What you will do. Quote all entries in full, exactly.

— Start Source records —

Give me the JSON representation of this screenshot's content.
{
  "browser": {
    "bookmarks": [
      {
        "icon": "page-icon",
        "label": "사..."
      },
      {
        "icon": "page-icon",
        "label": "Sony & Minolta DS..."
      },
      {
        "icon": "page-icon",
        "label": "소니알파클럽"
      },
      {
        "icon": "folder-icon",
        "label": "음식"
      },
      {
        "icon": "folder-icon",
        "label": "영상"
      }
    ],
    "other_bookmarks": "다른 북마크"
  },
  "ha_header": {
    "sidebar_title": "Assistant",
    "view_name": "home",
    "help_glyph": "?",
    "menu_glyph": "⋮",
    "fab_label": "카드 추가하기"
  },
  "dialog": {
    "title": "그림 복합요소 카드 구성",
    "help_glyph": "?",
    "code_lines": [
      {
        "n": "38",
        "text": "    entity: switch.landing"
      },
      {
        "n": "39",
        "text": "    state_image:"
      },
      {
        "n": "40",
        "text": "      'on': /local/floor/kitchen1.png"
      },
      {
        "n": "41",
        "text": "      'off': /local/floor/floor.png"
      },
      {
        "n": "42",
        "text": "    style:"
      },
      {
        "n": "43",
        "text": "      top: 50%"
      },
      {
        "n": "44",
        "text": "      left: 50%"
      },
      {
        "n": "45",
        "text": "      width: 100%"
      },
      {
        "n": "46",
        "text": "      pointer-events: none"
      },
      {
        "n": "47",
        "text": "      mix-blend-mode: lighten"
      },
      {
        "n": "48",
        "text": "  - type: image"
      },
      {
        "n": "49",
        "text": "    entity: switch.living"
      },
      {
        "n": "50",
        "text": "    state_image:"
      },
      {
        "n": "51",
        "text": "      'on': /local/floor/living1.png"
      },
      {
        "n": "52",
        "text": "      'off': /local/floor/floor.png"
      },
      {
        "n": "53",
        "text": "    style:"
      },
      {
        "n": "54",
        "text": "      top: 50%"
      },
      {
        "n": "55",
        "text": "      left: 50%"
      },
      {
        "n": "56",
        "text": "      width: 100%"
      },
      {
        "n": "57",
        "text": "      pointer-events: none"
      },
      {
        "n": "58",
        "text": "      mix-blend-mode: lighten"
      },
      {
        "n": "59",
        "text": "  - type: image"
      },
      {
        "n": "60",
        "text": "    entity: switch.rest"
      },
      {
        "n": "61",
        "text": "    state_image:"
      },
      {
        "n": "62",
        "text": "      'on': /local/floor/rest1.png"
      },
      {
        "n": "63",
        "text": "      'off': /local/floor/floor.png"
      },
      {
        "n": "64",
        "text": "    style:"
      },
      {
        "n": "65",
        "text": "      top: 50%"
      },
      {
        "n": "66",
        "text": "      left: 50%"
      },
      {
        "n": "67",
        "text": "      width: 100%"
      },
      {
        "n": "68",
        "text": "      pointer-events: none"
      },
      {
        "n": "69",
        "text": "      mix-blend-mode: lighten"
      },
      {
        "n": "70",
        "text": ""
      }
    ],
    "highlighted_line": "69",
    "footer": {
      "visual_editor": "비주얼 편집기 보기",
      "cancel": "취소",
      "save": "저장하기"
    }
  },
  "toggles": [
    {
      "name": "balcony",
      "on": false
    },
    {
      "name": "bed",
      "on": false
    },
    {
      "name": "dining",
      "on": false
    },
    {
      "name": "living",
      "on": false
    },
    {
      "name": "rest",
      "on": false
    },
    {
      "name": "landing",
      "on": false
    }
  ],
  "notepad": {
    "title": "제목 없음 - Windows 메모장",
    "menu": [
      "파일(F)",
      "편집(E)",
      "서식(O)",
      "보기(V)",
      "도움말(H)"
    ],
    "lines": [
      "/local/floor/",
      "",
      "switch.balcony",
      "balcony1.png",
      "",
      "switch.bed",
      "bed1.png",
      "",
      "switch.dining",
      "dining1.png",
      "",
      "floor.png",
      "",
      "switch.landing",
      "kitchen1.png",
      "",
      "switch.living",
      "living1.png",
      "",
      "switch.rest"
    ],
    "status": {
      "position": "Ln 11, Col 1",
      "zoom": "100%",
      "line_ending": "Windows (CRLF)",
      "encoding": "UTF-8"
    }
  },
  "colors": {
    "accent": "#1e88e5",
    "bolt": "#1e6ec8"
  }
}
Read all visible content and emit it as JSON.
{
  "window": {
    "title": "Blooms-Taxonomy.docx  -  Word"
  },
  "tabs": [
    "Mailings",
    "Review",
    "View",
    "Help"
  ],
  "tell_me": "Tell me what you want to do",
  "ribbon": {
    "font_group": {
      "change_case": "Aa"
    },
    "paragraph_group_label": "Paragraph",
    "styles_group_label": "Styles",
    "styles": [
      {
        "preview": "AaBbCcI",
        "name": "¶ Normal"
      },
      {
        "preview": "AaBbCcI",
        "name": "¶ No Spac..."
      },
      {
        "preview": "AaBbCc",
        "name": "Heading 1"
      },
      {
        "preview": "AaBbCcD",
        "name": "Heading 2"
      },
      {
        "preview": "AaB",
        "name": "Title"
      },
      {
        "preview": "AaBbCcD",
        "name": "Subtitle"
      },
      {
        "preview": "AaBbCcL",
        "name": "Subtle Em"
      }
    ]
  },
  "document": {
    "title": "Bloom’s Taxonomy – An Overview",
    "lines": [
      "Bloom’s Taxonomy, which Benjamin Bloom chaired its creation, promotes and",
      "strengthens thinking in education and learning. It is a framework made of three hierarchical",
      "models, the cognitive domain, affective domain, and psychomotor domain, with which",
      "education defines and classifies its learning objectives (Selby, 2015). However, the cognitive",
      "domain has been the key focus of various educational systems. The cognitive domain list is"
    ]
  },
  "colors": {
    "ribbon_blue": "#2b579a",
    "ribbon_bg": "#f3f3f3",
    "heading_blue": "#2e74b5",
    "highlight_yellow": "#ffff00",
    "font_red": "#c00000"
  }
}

— End Source records —

Exercise answer.
Give me the JSON representation of this screenshot's content.
{
  "browser": {
    "bookmarks": [
      {
        "icon": "page-icon",
        "label": "사..."
      },
      {
        "icon": "page-icon",
        "label": "Sony & Minolta DS..."
      },
      {
        "icon": "page-icon",
        "label": "소니알파클럽"
      },
      {
        "icon": "folder-icon",
        "label": "음식"
      },
      {
        "icon": "folder-icon",
        "label": "영상"
      }
    ],
    "other_bookmarks": "다른 북마크"
  },
  "ha_header": {
    "sidebar_title": "Assistant",
    "view_name": "home",
    "help_glyph": "?",
    "menu_glyph": "⋮",
    "fab_label": "카드 추가하기"
  },
  "dialog": {
    "title": "그림 복합요소 카드 구성",
    "help_glyph": "?",
    "code_lines": [
      {
        "n": "38",
        "text": "    entity: switch.landing"
      },
      {
        "n": "39",
        "text": "    state_image:"
      },
      {
        "n": "40",
        "text": "      'on': /local/floor/kitchen1.png"
      },
      {
        "n": "41",
        "text": "      'off': /local/floor/floor.png"
      },
      {
        "n": "42",
        "text": "    style:"
      },
      {
        "n": "43",
        "text": "      top: 50%"
      },
      {
        "n": "44",
        "text": "      left: 50%"
      },
      {
        "n": "45",
        "text": "      width: 100%"
      },
      {
        "n": "46",
        "text": "      pointer-events: none"
      },
      {
        "n": "47",
        "text": "      mix-blend-mode: lighten"
      },
      {
        "n": "48",
        "text": "  - type: image"
      },
      {
        "n": "49",
        "text": "    entity: switch.living"
      },
      {
        "n": "50",
        "text": "    state_image:"
      },
      {
        "n": "51",
        "text": "      'on': /local/floor/living1.png"
      },
      {
        "n": "52",
        "text": "      'off': /local/floor/floor.png"
      },
      {
        "n": "53",
        "text": "    style:"
      },
      {
        "n": "54",
        "text": "      top: 50%"
      },
      {
        "n": "55",
        "text": "      left: 50%"
      },
      {
        "n": "56",
        "text": "      width: 100%"
      },
      {
        "n": "57",
        "text": "      pointer-events: none"
      },
      {
        "n": "58",
        "text": "      mix-blend-mode: lighten"
      },
      {
        "n": "59",
        "text": "  - type: image"
      },
      {
        "n": "60",
        "text": "    entity: switch.rest"
      },
      {
        "n": "61",
        "text": "    state_image:"
      },
      {
        "n": "62",
        "text": "      'on': /local/floor/rest1.png"
      },
      {
        "n": "63",
        "text": "      'off': /local/floor/floor.png"
      },
      {
        "n": "64",
        "text": "    style:"
      },
      {
        "n": "65",
        "text": "      top: 50%"
      },
      {
        "n": "66",
        "text": "      left: 50%"
      },
      {
        "n": "67",
        "text": "      width: 100%"
      },
      {
        "n": "68",
        "text": "      pointer-events: none"
      },
      {
        "n": "69",
        "text": "      mix-blend-mode: lighten"
      },
      {
        "n": "70",
        "text": ""
      }
    ],
    "highlighted_line": "69",
    "footer": {
      "visual_editor": "비주얼 편집기 보기",
      "cancel": "취소",
      "save": "저장하기"
    }
  },
  "toggles": [
    {
      "name": "balcony",
      "on": false
    },
    {
      "name": "bed",
      "on": false
    },
    {
      "name": "dining",
      "on": false
    },
    {
      "name": "living",
      "on": false
    },
    {
      "name": "rest",
      "on": false
    },
    {
      "name": "landing",
      "on": false
    }
  ],
  "notepad": {
    "title": "제목 없음 - Windows 메모장",
    "menu": [
      "파일(F)",
      "편집(E)",
      "서식(O)",
      "보기(V)",
      "도움말(H)"
    ],
    "lines": [
      "/local/floor/",
      "",
      "switch.balcony",
      "balcony1.png",
      "",
      "switch.bed",
      "bed1.png",
      "",
      "switch.dining",
      "dining1.png",
      "",
      "floor.png",
      "",
      "switch.landing",
      "kitchen1.png",
      "",
      "switch.living",
      "living1.png",
      "",
      "switch.rest"
    ],
    "status": {
      "position": "Ln 11, Col 1",
      "zoom": "100%",
      "line_ending": "Windows (CRLF)",
      "encoding": "UTF-8"
    }
  },
  "colors": {
    "accent": "#1e88e5",
    "bolt": "#1e6ec8"
  }
}
Read all visible content and emit it as JSON.
{
  "window": {
    "title": "Blooms-Taxonomy.docx  -  Word"
  },
  "tabs": [
    "Mailings",
    "Review",
    "View",
    "Help"
  ],
  "tell_me": "Tell me what you want to do",
  "ribbon": {
    "font_group": {
      "change_case": "Aa"
    },
    "paragraph_group_label": "Paragraph",
    "styles_group_label": "Styles",
    "styles": [
      {
        "preview": "AaBbCcI",
        "name": "¶ Normal"
      },
      {
        "preview": "AaBbCcI",
        "name": "¶ No Spac..."
      },
      {
        "preview": "AaBbCc",
        "name": "Heading 1"
      },
      {
        "preview": "AaBbCcD",
        "name": "Heading 2"
      },
      {
        "preview": "AaB",
        "name": "Title"
      },
      {
        "preview": "AaBbCcD",
        "name": "Subtitle"
      },
      {
        "preview": "AaBbCcL",
        "name": "Subtle Em"
      }
    ]
  },
  "document": {
    "title": "Bloom’s Taxonomy – An Overview",
    "lines": [
      "Bloom’s Taxonomy, which Benjamin Bloom chaired its creation, promotes and",
      "strengthens thinking in education and learning. It is a framework made of three hierarchical",
      "models, the cognitive domain, affective domain, and psychomotor domain, with which",
      "education defines and classifies its learning objectives (Selby, 2015). However, the cognitive",
      "domain has been the key focus of various educational systems. The cognitive domain list is"
    ]
  },
  "colors": {
    "ribbon_blue": "#2b579a",
    "ribbon_bg": "#f3f3f3",
    "heading_blue": "#2e74b5",
    "highlight_yellow": "#ffff00",
    "font_red": "#c00000"
  }
}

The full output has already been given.